What you are asked to do
Say how many lines of the listing below include the string "Tools" and add nothing else.

|---|

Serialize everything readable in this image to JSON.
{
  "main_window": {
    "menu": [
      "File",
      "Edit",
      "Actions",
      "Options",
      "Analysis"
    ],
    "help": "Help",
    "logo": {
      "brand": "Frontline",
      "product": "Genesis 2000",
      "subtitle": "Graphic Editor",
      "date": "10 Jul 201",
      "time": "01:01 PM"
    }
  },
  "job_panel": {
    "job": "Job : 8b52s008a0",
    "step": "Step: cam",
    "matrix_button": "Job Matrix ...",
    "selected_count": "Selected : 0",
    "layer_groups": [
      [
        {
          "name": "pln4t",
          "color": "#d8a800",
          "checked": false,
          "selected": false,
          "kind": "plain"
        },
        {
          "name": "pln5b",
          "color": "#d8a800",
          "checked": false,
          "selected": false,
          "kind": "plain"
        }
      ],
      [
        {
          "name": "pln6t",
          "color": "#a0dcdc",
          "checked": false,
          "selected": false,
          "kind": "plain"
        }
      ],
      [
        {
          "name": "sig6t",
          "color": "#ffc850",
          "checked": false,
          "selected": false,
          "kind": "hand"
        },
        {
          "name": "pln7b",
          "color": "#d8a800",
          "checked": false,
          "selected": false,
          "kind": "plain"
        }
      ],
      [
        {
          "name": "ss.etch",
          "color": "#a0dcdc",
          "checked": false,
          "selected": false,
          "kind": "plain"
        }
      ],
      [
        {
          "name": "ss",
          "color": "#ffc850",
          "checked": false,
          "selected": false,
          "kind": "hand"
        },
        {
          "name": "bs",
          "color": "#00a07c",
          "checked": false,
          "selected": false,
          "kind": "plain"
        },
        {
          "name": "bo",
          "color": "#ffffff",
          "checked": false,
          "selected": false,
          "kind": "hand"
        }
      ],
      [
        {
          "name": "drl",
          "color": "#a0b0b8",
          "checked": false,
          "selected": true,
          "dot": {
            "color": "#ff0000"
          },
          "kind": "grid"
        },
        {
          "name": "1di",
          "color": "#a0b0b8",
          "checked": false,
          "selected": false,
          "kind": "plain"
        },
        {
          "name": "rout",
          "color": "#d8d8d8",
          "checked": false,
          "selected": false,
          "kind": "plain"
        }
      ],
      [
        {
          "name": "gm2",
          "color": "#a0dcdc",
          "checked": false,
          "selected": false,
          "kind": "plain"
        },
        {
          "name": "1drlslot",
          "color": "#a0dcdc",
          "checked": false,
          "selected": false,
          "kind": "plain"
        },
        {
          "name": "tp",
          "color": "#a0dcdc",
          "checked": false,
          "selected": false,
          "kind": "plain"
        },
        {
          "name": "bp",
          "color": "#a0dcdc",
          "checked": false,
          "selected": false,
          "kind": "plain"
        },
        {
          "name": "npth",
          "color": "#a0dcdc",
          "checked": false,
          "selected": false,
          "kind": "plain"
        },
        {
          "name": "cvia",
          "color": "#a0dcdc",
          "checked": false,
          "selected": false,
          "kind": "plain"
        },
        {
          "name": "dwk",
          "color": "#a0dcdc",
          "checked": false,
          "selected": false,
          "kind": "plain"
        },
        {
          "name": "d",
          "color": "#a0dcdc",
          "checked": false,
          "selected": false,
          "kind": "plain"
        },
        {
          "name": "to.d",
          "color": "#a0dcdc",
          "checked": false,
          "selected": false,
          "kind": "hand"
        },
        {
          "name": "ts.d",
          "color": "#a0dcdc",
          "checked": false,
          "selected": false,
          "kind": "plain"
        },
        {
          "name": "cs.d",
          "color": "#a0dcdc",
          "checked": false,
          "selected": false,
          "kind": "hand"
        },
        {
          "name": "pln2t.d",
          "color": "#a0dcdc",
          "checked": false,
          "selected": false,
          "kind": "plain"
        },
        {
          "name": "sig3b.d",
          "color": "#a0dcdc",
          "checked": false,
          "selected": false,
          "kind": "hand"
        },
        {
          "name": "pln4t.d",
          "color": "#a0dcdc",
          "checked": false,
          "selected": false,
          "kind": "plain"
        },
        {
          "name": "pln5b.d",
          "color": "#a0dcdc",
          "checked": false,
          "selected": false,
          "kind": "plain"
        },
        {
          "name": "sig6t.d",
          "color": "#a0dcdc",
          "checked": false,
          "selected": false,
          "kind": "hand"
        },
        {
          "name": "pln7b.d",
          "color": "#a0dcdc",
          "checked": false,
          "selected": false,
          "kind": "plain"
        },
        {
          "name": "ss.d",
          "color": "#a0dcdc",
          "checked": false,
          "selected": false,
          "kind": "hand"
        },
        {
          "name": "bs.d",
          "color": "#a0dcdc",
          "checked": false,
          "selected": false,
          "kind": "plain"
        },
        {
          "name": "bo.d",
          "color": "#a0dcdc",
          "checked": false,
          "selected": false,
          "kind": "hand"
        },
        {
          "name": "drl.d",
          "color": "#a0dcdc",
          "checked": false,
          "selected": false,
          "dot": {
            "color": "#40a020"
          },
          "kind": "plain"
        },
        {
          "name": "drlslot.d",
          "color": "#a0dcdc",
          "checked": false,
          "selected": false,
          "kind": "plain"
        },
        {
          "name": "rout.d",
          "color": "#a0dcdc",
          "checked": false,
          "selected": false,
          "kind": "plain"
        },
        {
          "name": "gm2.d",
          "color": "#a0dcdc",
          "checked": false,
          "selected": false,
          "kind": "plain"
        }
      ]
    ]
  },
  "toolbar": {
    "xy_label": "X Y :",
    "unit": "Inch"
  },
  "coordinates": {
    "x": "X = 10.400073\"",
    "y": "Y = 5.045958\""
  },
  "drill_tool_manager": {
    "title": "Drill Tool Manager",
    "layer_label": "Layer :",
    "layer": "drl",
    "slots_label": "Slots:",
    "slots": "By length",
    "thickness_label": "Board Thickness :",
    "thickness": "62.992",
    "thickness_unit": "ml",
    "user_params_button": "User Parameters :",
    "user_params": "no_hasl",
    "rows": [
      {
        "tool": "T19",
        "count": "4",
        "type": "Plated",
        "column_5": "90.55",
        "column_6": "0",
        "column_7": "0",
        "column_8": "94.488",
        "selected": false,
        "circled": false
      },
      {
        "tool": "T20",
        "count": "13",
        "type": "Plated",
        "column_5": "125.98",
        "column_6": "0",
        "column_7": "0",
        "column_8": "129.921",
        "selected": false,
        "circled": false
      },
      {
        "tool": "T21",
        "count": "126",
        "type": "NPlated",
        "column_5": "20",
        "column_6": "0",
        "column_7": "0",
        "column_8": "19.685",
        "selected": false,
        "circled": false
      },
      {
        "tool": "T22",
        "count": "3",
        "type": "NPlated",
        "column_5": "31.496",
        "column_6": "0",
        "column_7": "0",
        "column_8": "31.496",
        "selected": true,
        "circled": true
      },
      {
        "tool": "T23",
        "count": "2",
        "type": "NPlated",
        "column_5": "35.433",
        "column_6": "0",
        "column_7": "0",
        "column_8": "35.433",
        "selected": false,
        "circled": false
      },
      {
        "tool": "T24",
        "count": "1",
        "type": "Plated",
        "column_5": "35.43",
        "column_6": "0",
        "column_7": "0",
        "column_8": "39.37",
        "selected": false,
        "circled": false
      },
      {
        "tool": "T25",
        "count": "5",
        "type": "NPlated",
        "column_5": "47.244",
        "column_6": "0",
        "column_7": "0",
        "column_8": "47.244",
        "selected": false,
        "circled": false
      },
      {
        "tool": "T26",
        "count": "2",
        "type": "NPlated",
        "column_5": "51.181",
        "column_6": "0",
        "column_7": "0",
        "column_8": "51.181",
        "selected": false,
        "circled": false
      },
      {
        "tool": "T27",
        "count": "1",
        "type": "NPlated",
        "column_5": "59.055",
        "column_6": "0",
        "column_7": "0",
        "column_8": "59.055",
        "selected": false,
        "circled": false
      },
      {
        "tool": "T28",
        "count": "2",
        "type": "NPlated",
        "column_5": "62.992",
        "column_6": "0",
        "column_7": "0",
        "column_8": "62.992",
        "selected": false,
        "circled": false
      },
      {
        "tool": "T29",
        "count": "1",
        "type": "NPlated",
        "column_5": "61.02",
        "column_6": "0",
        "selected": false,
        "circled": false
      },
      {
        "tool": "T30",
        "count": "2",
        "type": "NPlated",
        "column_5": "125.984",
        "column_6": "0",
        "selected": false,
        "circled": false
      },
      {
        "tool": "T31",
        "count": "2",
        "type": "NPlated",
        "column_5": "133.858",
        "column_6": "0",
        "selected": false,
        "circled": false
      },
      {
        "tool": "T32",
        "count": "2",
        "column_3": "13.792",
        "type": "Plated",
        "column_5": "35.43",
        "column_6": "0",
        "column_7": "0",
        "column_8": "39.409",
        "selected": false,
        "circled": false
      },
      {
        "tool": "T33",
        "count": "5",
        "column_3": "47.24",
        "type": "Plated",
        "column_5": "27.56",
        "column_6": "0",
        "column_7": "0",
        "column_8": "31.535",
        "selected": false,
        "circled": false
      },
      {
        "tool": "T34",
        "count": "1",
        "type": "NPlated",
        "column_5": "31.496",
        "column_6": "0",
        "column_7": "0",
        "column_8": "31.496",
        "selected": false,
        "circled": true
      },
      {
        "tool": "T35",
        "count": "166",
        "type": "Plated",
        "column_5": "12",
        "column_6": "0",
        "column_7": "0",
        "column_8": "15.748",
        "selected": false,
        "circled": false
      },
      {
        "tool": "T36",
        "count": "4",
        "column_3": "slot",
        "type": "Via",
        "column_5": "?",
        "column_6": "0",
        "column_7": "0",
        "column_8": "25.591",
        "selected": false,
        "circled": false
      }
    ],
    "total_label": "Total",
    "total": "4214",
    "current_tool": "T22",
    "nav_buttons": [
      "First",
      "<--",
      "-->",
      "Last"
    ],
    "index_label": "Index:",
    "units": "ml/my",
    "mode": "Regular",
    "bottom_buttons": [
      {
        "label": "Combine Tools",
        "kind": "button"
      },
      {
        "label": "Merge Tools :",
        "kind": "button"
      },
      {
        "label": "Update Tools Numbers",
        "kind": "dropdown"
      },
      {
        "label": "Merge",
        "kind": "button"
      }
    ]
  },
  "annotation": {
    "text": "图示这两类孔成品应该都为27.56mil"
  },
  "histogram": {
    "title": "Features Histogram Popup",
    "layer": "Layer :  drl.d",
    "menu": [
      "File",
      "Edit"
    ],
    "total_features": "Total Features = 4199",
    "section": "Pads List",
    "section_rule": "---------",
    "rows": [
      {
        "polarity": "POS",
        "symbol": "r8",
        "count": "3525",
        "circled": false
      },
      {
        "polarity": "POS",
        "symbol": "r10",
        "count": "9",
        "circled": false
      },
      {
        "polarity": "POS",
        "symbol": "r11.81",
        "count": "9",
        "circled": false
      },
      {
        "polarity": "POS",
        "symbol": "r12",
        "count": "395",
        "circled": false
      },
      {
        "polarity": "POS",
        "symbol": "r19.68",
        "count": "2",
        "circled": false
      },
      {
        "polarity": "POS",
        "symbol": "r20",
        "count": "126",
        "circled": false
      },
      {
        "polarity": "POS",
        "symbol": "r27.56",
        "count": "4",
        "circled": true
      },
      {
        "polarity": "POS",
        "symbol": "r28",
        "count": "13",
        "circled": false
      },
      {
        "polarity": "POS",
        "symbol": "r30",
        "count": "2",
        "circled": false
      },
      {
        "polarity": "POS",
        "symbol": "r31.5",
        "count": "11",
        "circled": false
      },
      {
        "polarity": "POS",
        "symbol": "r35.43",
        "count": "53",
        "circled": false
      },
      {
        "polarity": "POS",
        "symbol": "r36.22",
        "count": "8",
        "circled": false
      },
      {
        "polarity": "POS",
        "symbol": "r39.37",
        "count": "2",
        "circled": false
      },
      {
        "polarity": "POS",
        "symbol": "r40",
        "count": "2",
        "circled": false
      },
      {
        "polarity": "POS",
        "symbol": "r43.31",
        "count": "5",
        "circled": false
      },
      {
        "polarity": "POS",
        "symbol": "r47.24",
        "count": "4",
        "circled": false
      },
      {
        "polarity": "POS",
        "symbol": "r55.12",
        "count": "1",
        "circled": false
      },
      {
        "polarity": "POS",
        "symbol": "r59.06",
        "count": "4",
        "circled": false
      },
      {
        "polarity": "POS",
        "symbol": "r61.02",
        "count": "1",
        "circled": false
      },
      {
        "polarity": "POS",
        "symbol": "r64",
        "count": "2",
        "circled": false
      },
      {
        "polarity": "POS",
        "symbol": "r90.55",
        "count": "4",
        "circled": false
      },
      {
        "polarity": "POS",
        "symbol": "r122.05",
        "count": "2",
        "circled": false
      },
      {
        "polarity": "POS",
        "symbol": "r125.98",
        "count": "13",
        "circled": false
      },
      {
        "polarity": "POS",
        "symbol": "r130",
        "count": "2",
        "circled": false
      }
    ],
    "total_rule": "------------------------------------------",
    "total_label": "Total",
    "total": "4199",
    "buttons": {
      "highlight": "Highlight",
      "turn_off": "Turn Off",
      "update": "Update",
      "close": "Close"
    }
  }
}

|---|

Response area
3